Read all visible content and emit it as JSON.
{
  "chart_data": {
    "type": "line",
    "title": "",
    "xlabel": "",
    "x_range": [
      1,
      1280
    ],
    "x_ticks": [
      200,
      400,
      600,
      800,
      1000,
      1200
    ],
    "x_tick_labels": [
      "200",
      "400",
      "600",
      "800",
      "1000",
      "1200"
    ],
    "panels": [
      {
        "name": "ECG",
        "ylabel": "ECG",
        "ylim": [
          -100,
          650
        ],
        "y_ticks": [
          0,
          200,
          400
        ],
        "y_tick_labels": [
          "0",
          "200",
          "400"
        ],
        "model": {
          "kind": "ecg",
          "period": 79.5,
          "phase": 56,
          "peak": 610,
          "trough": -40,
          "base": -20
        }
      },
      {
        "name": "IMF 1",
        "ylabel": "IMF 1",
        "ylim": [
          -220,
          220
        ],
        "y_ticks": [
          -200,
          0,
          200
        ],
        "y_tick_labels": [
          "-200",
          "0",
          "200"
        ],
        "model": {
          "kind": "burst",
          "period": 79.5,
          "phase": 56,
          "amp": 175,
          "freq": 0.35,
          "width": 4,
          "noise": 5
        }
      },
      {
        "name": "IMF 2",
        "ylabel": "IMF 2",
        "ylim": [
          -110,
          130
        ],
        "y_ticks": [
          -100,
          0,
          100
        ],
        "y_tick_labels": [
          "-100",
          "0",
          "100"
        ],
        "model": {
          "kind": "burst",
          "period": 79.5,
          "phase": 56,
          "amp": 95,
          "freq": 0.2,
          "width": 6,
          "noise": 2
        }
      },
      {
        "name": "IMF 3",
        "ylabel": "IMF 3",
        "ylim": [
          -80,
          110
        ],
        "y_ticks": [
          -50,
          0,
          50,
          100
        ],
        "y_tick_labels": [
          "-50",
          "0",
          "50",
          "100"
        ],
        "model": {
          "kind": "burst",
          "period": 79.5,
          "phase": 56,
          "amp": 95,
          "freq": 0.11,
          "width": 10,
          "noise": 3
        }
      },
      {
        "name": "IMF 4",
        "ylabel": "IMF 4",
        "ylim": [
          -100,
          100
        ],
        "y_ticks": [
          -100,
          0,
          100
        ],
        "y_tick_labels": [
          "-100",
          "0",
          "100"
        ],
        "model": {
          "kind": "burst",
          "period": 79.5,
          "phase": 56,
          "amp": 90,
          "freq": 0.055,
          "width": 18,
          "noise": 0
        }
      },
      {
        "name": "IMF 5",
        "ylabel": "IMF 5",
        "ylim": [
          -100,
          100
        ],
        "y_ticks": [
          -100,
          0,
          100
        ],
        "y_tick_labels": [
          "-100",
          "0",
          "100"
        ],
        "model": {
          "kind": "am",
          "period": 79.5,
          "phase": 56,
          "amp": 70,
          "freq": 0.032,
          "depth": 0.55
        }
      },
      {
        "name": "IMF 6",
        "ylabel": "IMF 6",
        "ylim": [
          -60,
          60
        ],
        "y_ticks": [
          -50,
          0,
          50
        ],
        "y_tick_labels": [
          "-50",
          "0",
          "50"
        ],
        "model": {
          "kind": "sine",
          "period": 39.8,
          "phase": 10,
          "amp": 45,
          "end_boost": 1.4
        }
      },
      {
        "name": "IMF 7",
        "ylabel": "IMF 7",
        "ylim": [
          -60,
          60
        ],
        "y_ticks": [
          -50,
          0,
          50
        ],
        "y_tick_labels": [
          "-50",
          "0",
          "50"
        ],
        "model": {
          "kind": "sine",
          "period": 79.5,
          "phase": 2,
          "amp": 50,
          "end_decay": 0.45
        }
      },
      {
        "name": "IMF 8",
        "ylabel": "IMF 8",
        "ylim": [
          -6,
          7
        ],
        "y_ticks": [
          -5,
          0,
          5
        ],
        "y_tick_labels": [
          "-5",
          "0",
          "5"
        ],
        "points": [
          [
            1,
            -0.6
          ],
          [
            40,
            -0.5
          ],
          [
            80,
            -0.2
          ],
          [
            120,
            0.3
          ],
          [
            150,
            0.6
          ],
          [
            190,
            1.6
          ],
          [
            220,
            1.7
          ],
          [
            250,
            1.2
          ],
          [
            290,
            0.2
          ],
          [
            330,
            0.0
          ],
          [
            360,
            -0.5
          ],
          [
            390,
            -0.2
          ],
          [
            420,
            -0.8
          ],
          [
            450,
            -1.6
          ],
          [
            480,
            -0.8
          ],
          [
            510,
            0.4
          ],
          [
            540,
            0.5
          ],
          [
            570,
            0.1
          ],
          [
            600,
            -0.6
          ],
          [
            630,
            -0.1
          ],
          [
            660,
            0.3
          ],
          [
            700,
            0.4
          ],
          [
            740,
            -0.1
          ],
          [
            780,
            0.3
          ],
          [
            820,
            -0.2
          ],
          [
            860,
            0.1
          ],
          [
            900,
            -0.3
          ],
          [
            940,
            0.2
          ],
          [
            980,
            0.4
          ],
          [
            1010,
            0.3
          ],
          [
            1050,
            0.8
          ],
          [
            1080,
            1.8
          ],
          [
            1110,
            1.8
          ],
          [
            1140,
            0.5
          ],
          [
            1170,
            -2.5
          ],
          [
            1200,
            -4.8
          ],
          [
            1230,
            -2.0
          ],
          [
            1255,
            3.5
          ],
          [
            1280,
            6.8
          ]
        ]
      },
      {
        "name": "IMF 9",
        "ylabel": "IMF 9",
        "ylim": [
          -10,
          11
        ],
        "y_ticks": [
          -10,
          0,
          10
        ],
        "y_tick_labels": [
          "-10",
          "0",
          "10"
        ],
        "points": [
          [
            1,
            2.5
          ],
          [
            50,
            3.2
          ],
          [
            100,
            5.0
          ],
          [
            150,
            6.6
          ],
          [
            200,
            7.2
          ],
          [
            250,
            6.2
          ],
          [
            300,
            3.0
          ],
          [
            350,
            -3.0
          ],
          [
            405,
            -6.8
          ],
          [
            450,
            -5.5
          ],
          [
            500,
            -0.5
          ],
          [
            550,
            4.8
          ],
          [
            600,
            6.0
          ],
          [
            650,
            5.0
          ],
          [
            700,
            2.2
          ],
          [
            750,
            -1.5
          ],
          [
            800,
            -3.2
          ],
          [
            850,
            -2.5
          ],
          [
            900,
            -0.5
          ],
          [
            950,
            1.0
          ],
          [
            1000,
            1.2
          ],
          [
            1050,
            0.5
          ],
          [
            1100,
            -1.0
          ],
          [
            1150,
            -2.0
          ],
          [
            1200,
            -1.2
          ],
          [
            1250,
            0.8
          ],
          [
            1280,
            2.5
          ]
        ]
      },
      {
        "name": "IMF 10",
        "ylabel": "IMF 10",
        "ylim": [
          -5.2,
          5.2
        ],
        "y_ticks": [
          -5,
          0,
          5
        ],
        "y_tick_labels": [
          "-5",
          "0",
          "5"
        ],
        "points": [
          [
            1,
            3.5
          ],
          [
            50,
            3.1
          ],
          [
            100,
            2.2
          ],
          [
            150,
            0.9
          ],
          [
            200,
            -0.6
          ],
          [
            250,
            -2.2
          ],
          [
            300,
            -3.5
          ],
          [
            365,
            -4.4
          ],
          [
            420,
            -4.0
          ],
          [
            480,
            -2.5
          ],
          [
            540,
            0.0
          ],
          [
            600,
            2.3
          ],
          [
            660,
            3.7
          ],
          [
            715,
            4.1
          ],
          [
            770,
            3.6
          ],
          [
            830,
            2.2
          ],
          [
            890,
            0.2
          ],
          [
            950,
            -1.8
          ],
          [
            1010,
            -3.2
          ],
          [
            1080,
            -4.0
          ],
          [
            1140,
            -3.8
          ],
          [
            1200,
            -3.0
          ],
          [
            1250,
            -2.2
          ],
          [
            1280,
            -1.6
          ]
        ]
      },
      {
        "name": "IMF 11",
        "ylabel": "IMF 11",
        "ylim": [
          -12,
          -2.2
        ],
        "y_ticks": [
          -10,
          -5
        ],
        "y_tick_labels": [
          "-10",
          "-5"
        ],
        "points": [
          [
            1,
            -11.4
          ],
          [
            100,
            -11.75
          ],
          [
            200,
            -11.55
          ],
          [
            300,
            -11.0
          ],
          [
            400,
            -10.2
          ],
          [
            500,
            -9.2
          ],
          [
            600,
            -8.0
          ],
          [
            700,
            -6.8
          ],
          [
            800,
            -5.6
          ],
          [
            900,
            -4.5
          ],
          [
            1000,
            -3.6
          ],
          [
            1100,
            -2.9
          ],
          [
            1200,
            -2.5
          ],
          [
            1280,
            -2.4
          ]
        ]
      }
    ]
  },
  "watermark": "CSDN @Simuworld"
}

+===+

→ **EXERCISE INSTRUCTIONS**: Write down every line of the data above that includes the string "freq".

→ **WORKED ANSWER**:
          "freq": 0.35,
          "freq": 0.2,
          "freq": 0.11,
          "freq": 0.055,
          "freq": 0.032,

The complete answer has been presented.